THE REQUEST ->
Locate every line that holds the string "tristique" and copy it.

RECORDS TO PROCESS ->
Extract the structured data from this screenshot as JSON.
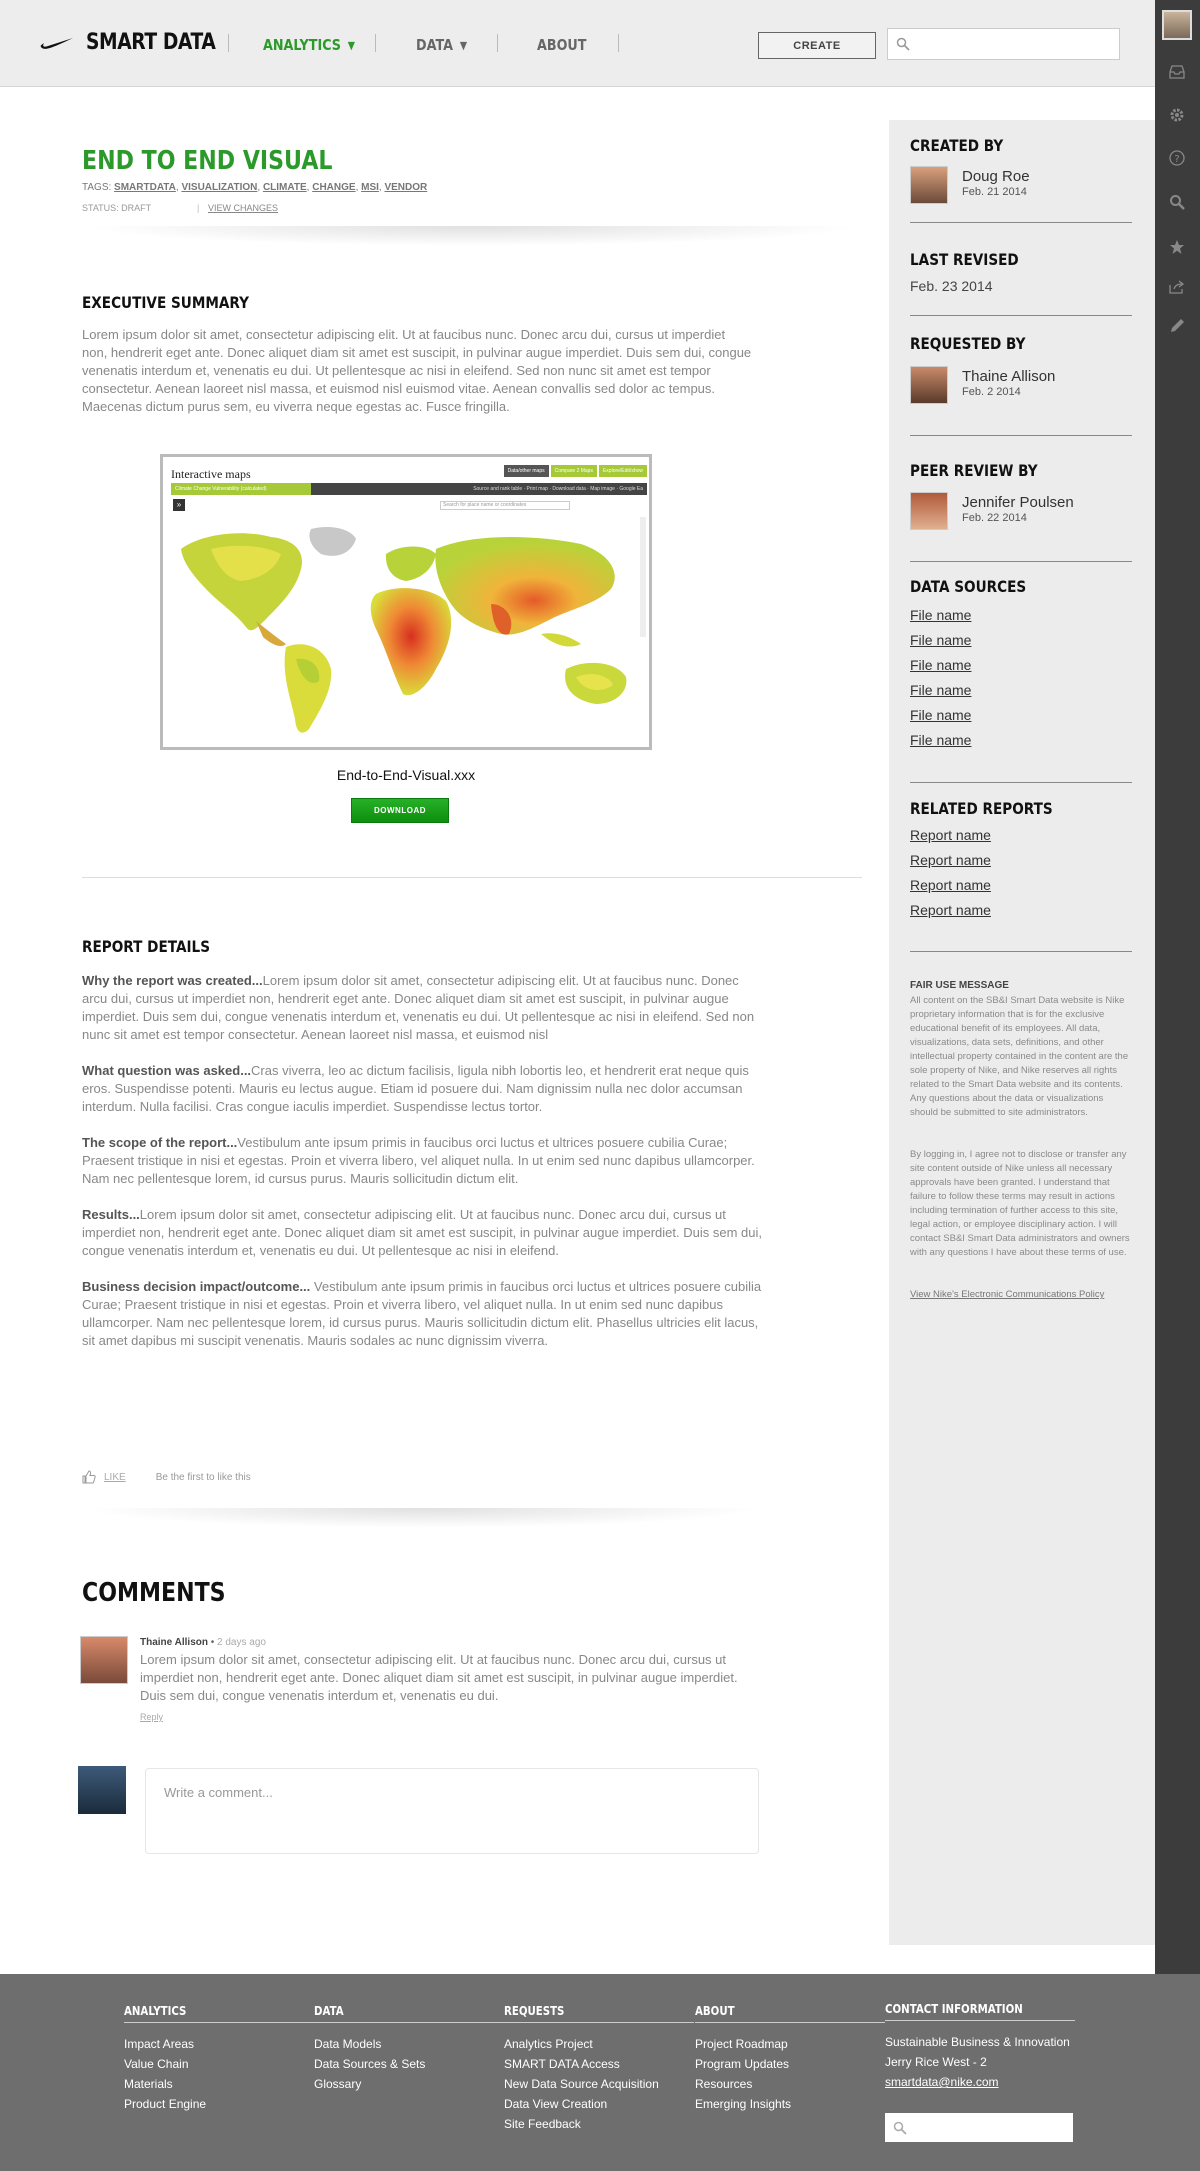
{
  "header": {
    "logo_text": "SMART DATA",
    "nav": [
      {
        "label": "ANALYTICS",
        "has_caret": true
      },
      {
        "label": "DATA",
        "has_caret": true
      },
      {
        "label": "ABOUT",
        "has_caret": false
      }
    ],
    "create_label": "CREATE",
    "search_placeholder": ""
  },
  "doc": {
    "title": "END TO END VISUAL",
    "tags_label": "TAGS:",
    "tags": [
      "SMARTDATA",
      "VISUALIZATION",
      "CLIMATE",
      "CHANGE",
      "MSI",
      "VENDOR"
    ],
    "status": "STATUS: DRAFT",
    "view_changes": "VIEW CHANGES"
  },
  "executive_summary": {
    "heading": "EXECUTIVE SUMMARY",
    "text": "Lorem ipsum dolor sit amet, consectetur adipiscing elit. Ut at faucibus nunc. Donec arcu dui, cursus ut imperdiet non, hendrerit eget ante. Donec aliquet diam sit amet est suscipit, in pulvinar augue imperdiet. Duis sem dui, congue venenatis interdum et, venenatis eu dui. Ut pellentesque ac nisi in eleifend. Sed non nunc sit amet est tempor consectetur. Aenean laoreet nisl massa, et euismod nisl euismod vitae. Aenean convallis sed dolor ac tempus. Maecenas dictum purus sem, eu viverra neque egestas ac. Fusce fringilla."
  },
  "map": {
    "title": "Interactive maps",
    "tabs": [
      "Data/other maps",
      "Compare 2 Maps",
      "Explore/Edit/show"
    ],
    "bar_label": "Climate Change Vulnerability (calculated)",
    "tools": "Source and rank table · Print map · Download data · Map image · Google Ea",
    "search_placeholder": "Search for place name or coordinates"
  },
  "download": {
    "file_name": "End-to-End-Visual.xxx",
    "button_label": "DOWNLOAD"
  },
  "report_details": {
    "heading": "REPORT DETAILS",
    "sections": [
      {
        "lead": "Why the report was created...",
        "text": "Lorem ipsum dolor sit amet, consectetur adipiscing elit. Ut at faucibus nunc. Donec arcu dui, cursus ut imperdiet non, hendrerit eget ante. Donec aliquet diam sit amet est suscipit, in pulvinar augue imperdiet. Duis sem dui, congue venenatis interdum et, venenatis eu dui. Ut pellentesque ac nisi in eleifend. Sed non nunc sit amet est tempor consectetur. Aenean laoreet nisl massa, et euismod nisl"
      },
      {
        "lead": "What question was asked...",
        "text": "Cras viverra, leo ac dictum facilisis, ligula nibh lobortis leo, et hendrerit erat neque quis eros. Suspendisse potenti. Mauris eu lectus augue. Etiam id posuere dui. Nam dignissim nulla nec dolor accumsan interdum. Nulla facilisi. Cras congue iaculis imperdiet. Suspendisse lectus tortor."
      },
      {
        "lead": "The scope of the report...",
        "text": "Vestibulum ante ipsum primis in faucibus orci luctus et ultrices posuere cubilia Curae; Praesent tristique in nisi et egestas. Proin et viverra libero, vel aliquet nulla. In ut enim sed nunc dapibus ullamcorper. Nam nec pellentesque lorem, id cursus purus. Mauris sollicitudin dictum elit."
      },
      {
        "lead": "Results...",
        "text": "Lorem ipsum dolor sit amet, consectetur adipiscing elit. Ut at faucibus nunc. Donec arcu dui, cursus ut imperdiet non, hendrerit eget ante. Donec aliquet diam sit amet est suscipit, in pulvinar augue imperdiet. Duis sem dui, congue venenatis interdum et, venenatis eu dui. Ut pellentesque ac nisi in eleifend."
      },
      {
        "lead": "Business decision impact/outcome...",
        "text": " Vestibulum ante ipsum primis in faucibus orci luctus et ultrices posuere cubilia Curae; Praesent tristique in nisi et egestas. Proin et viverra libero, vel aliquet nulla. In ut enim sed nunc dapibus ullamcorper. Nam nec pellentesque lorem, id cursus purus. Mauris sollicitudin dictum elit. Phasellus ultricies elit lacus, sit amet dapibus mi suscipit venenatis. Mauris sodales ac nunc dignissim viverra."
      }
    ]
  },
  "like": {
    "label": "LIKE",
    "note": "Be the first to like this"
  },
  "comments": {
    "heading": "COMMENTS",
    "items": [
      {
        "author": "Thaine Allison",
        "time": "2 days ago",
        "text": "Lorem ipsum dolor sit amet, consectetur adipiscing elit. Ut at faucibus nunc. Donec arcu dui, cursus ut imperdiet non, hendrerit eget ante. Donec aliquet diam sit amet est suscipit, in pulvinar augue imperdiet. Duis sem dui, congue venenatis interdum et, venenatis eu dui.",
        "reply_label": "Reply"
      }
    ],
    "input_placeholder": "Write a comment..."
  },
  "sidebar": {
    "created_by": {
      "heading": "CREATED BY",
      "name": "Doug Roe",
      "date": "Feb. 21 2014"
    },
    "last_revised": {
      "heading": "LAST REVISED",
      "date": "Feb. 23 2014"
    },
    "requested_by": {
      "heading": "REQUESTED BY",
      "name": "Thaine Allison",
      "date": "Feb. 2 2014"
    },
    "peer_review_by": {
      "heading": "PEER REVIEW BY",
      "name": "Jennifer Poulsen",
      "date": "Feb. 22 2014"
    },
    "data_sources": {
      "heading": "DATA SOURCES",
      "items": [
        "File name",
        "File name",
        "File name",
        "File name",
        "File name",
        "File name"
      ]
    },
    "related_reports": {
      "heading": "RELATED REPORTS",
      "items": [
        "Report name",
        "Report name",
        "Report name",
        "Report name"
      ]
    },
    "fair_use": {
      "heading": "FAIR USE MESSAGE",
      "p1": "All content on the SB&I Smart Data website is Nike proprietary information that is for the exclusive educational benefit of its employees. All data, visualizations, data sets, definitions, and other intellectual property contained in the content are the sole property of Nike, and Nike reserves all rights related to the Smart Data website and its contents. Any questions about the data or visualizations should be submitted to site administrators.",
      "p2": "By logging in, I agree not to disclose or transfer any site content outside of Nike unless all necessary approvals have been granted. I understand that failure to follow these terms may result in actions including termination of further access to this site, legal action, or employee disciplinary action. I will contact SB&I Smart Data administrators and owners with any questions I have about these terms of use.",
      "link": "View Nike's Electronic Communications Policy"
    }
  },
  "footer": {
    "columns": [
      {
        "heading": "ANALYTICS",
        "items": [
          "Impact Areas",
          "Value Chain",
          "Materials",
          "Product Engine"
        ]
      },
      {
        "heading": "DATA",
        "items": [
          "Data Models",
          "Data Sources & Sets",
          "Glossary"
        ]
      },
      {
        "heading": "REQUESTS",
        "items": [
          "Analytics Project",
          "SMART DATA Access",
          "New Data Source Acquisition",
          "Data View Creation",
          "Site Feedback"
        ]
      },
      {
        "heading": "ABOUT",
        "items": [
          "Project Roadmap",
          "Program Updates",
          "Resources",
          "Emerging Insights"
        ]
      }
    ],
    "contact": {
      "heading": "CONTACT INFORMATION",
      "lines": [
        "Sustainable Business & Innovation",
        "Jerry Rice West - 2"
      ],
      "email": "smartdata@nike.com"
    }
  }
}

FULL OUTPUT ->
        "text": "Vestibulum ante ipsum primis in faucibus orci luctus et ultrices posuere cubilia Curae; Praesent tristique in nisi et egestas. Proin et viverra libero, vel aliquet nulla. In ut enim sed nunc dapibus ullamcorper. Nam nec pellentesque lorem, id cursus purus. Mauris sollicitudin dictum elit."
        "text": " Vestibulum ante ipsum primis in faucibus orci luctus et ultrices posuere cubilia Curae; Praesent tristique in nisi et egestas. Proin et viverra libero, vel aliquet nulla. In ut enim sed nunc dapibus ullamcorper. Nam nec pellentesque lorem, id cursus purus. Mauris sollicitudin dictum elit. Phasellus ultricies elit lacus, sit amet dapibus mi suscipit venenatis. Mauris sodales ac nunc dignissim viverra."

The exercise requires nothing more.